| Выбранный отрывок |

-.-.-

Говорить с ним пространно и долго не пришлось. Матушка ему еще вчера рассказала про все мои потери. Он знал все и сам.
«А знаете ли Вы, Вера Константиновна, для чего мы остались жить? Чтобы их „догнать“. Как теперь говорят: „догнать и перегнать“. Ну, а мы-то – хоть вдогонку – не вперегонку?… так ведь!»
Он смеялся своим добрым полусмехом, полуулыбкой. Он словно знал все и совсем уж не о чем было рассказывать. Родилось такое впечатление, что здесь я была всего два-три дня назад. Те же образа, лампадочки, тот же отец Серафим передо мною, а главное, что тут не надо было ничего тормошить и много рассказывать. Встречу с матушкой Серафимой пережила я вчера совсем по-другому. Надо было бурно и глубинно ее прочувствовать. В тихой келлии старца – завершение всего. Мирно дышали стены, ласково светились его голубые глаза.
Отец Серафим постарел, но не так заметно, как матушка. Хотя он все время лежал, она же – ходила. Но что воспринялось – это та мудрая во всем духовная высота, принимавшаяся мною раньше на веру, опиравшаяся на общее о нем высокое мнение. Теперь эта духовная мощь явилась мне воочию, ввела меня в свою атмосферу, крепко овладела сознанием. Я слишком долго, чуть ли не смолоду /с 33 лет/, знала батюшку, знала его слова, присловки, шутки и поучения. Слово «старец» мне открылось во всей силе только 25 июля 1944 года, после разлуки в три года.
Памятный день 25 июля 1944 года…
Разговор с матушкой Серафимой…
Весь остальной день 25 июля мы были до вечера один на один с матушкой. В этот незабвенный день я не отходила от ее ног. Не помню, сколько времени мы сидели с нею тесно, но ни она не отпускала меня от себя, ни я не отходила от ее низенького креслица.

-.-.-

Записи извлечённых данных:
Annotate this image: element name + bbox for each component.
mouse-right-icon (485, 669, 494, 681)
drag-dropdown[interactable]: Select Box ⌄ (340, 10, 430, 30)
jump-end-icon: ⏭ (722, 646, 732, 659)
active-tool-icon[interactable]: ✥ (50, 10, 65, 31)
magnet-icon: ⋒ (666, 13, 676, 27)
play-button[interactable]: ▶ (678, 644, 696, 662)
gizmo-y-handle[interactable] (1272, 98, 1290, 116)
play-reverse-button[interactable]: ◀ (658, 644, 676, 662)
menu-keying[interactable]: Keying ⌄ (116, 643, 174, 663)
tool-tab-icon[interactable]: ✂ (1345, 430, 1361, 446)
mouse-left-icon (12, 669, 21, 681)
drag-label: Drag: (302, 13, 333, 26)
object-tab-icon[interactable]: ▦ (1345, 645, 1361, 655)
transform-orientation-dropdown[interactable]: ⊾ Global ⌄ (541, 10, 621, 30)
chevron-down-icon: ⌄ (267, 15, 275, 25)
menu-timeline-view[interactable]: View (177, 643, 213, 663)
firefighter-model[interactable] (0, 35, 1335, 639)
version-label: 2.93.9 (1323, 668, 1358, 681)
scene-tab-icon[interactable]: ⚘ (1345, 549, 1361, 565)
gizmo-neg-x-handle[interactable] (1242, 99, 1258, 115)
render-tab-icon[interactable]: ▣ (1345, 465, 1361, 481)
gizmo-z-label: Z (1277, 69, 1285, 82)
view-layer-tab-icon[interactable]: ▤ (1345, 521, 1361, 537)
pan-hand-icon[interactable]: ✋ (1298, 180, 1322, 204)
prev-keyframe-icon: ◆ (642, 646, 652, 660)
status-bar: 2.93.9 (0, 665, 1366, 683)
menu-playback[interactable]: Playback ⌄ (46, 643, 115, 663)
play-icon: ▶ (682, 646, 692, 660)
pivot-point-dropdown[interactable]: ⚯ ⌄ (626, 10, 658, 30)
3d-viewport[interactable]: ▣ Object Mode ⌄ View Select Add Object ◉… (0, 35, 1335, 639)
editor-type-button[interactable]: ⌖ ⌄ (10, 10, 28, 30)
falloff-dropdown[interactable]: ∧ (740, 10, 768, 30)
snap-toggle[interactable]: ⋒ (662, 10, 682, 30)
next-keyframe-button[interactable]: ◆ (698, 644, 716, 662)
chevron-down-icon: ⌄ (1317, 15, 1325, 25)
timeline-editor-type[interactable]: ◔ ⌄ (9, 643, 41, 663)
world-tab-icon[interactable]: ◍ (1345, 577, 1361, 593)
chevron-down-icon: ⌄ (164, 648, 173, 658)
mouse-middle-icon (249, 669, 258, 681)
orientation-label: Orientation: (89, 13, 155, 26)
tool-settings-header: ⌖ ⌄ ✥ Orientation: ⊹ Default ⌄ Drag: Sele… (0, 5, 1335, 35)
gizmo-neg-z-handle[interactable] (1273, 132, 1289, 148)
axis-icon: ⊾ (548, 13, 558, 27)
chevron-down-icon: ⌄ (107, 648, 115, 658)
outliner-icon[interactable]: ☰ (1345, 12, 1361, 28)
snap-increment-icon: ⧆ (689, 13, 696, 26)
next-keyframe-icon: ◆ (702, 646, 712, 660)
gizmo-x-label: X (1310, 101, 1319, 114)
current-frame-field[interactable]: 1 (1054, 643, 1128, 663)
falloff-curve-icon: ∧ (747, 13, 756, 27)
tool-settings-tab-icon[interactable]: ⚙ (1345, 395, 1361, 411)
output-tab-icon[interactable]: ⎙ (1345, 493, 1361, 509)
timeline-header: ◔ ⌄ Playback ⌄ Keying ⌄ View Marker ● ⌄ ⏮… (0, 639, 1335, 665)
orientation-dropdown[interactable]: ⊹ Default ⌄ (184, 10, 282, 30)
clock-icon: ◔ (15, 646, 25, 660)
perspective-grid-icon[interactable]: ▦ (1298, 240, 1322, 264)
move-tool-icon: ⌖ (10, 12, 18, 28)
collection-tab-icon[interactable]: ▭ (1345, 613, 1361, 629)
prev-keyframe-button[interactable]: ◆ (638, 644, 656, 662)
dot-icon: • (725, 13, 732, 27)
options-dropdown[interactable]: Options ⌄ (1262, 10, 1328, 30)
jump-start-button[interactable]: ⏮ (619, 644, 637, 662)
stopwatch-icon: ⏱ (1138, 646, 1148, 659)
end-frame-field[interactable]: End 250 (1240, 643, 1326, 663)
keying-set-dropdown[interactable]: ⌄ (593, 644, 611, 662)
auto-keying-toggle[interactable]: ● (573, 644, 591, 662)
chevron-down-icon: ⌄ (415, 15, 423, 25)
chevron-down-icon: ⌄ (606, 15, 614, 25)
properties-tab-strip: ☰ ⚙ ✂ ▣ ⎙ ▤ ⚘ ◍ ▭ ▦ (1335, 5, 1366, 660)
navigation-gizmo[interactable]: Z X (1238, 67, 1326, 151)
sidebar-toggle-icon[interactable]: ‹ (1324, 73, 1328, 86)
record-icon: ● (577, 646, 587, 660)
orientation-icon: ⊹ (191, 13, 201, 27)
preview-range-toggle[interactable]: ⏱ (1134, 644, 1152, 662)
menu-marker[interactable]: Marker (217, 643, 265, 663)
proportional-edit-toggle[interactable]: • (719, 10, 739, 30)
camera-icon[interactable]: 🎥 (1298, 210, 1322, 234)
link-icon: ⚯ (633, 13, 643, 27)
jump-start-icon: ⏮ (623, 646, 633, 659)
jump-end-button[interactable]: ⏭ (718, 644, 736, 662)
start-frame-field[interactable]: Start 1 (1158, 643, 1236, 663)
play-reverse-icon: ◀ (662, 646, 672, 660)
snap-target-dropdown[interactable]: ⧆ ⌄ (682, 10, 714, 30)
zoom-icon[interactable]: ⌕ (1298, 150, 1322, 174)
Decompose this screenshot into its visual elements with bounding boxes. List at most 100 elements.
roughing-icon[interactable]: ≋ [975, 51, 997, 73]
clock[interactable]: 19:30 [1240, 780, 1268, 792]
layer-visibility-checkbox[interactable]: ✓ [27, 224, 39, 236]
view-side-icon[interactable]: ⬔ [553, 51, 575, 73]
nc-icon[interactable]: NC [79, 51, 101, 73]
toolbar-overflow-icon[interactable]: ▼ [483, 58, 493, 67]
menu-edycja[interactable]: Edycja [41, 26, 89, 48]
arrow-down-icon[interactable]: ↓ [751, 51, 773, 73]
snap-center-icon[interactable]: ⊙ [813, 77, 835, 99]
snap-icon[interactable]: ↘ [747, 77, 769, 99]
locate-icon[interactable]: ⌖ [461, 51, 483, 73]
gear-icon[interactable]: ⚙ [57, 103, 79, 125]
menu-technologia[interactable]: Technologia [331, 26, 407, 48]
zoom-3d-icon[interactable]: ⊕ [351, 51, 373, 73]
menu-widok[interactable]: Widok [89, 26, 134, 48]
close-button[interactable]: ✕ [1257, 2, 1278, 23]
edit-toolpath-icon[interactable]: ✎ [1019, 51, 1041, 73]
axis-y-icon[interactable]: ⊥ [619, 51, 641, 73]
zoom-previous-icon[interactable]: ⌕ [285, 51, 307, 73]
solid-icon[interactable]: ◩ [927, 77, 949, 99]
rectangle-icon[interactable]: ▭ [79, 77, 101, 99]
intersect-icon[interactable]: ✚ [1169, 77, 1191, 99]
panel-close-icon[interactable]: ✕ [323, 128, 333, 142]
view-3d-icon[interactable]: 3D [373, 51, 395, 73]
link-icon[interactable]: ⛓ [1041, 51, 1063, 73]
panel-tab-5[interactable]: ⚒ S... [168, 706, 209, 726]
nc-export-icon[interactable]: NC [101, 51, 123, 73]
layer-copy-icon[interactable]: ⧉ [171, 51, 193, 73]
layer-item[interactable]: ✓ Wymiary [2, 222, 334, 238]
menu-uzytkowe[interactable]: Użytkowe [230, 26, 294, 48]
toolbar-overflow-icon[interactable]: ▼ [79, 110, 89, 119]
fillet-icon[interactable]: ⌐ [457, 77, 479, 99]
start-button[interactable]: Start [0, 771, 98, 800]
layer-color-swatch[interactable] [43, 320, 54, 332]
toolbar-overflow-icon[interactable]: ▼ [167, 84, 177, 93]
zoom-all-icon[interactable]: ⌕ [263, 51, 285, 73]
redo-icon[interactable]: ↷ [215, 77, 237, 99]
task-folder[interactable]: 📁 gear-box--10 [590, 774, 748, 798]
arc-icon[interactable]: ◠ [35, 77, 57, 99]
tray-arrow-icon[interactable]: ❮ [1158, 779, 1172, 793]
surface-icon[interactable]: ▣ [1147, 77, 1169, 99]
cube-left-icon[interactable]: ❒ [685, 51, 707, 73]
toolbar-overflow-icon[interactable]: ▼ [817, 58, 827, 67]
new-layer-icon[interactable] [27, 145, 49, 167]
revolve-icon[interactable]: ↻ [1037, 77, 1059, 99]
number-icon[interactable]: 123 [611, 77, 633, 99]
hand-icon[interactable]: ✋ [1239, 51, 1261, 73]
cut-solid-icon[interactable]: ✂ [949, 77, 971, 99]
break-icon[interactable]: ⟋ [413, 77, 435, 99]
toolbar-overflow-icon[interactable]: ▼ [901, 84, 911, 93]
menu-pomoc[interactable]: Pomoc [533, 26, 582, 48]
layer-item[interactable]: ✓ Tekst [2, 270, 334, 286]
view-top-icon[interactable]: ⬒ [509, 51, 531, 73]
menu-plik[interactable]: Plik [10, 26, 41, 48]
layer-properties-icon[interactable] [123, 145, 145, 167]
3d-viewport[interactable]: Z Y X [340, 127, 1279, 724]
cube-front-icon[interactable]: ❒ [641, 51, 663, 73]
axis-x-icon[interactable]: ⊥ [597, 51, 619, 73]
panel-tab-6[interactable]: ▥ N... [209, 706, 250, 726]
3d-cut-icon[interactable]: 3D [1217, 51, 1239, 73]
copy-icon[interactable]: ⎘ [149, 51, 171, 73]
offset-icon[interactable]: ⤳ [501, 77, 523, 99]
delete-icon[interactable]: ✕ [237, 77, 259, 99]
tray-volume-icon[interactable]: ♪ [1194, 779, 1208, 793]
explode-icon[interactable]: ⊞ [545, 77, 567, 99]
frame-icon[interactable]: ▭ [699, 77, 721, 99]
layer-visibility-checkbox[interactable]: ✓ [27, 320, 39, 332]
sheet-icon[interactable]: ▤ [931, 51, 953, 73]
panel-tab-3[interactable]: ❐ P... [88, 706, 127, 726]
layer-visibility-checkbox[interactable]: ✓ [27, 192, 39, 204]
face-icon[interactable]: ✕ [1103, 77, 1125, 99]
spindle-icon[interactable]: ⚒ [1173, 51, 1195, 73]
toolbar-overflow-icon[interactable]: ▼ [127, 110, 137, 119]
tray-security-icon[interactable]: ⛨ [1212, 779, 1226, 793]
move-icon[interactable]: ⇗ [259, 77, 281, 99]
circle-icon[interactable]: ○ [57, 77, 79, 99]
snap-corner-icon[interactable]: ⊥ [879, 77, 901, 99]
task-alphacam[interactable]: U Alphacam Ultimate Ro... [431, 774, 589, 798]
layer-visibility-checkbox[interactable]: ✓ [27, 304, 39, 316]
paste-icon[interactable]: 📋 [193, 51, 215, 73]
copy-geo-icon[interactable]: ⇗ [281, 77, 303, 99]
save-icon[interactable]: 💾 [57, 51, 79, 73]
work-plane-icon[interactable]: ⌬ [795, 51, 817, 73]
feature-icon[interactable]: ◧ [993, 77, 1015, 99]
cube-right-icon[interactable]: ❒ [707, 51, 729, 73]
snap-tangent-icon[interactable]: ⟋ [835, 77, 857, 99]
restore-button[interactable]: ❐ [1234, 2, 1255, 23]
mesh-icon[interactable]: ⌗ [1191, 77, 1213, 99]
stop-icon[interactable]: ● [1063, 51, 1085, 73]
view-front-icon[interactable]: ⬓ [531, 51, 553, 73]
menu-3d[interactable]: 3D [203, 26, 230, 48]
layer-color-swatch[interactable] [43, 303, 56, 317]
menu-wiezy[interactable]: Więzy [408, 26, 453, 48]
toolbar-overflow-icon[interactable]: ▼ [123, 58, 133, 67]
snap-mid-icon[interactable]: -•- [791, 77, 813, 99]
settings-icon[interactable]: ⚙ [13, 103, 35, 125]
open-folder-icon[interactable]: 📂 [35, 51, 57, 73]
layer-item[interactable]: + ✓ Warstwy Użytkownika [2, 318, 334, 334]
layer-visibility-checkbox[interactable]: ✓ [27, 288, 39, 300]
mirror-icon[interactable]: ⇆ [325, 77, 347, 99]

-.-.-

| Задания |
[a] Верны ли по отрывку эти утверждения: (i) отец Серафим постарел заметнее, чем матушка; (ii) батюшку знали примерно с 33 лет; (iii) разлука перед встречей длилась пять лет? На каждое ответьте «да» или «нет» и приведите решающие слова отрывка дословно.
[b] Процитируйте из отрывка всё, начиная со слов «Он смеялся своим» и ниже вплоть до слов «его голубые глаза.».
[c] Какого цвета глаза у отца Серафима по отрывку?

| Ответы по порядку |
[a]
(i) Нет: «Отец Серафим постарел, но не так заметно, как матушка».
(ii) Да: «Я слишком долго, чуть ли не смолоду /с 33 лет/, знала батюшку».
(iii) Нет: «после разлуки в три года».

[b]
Он смеялся своим добрым полусмехом, полуулыбкой. Он словно знал все и совсем уж не о чем было рассказывать. Родилось такое впечатление, что здесь я была всего два-три дня назад. Те же образа, лампадочки, тот же отец Серафим передо мною, а главное, что тут не надо было ничего тормошить и много рассказывать. Встречу с матушкой Серафимой пережила я вчера совсем по-другому. Надо было бурно и глубинно ее прочувствовать. В тихой келлии старца – завершение всего. Мирно дышали стены, ласково светились его голубые глаза.

[c] Голубые.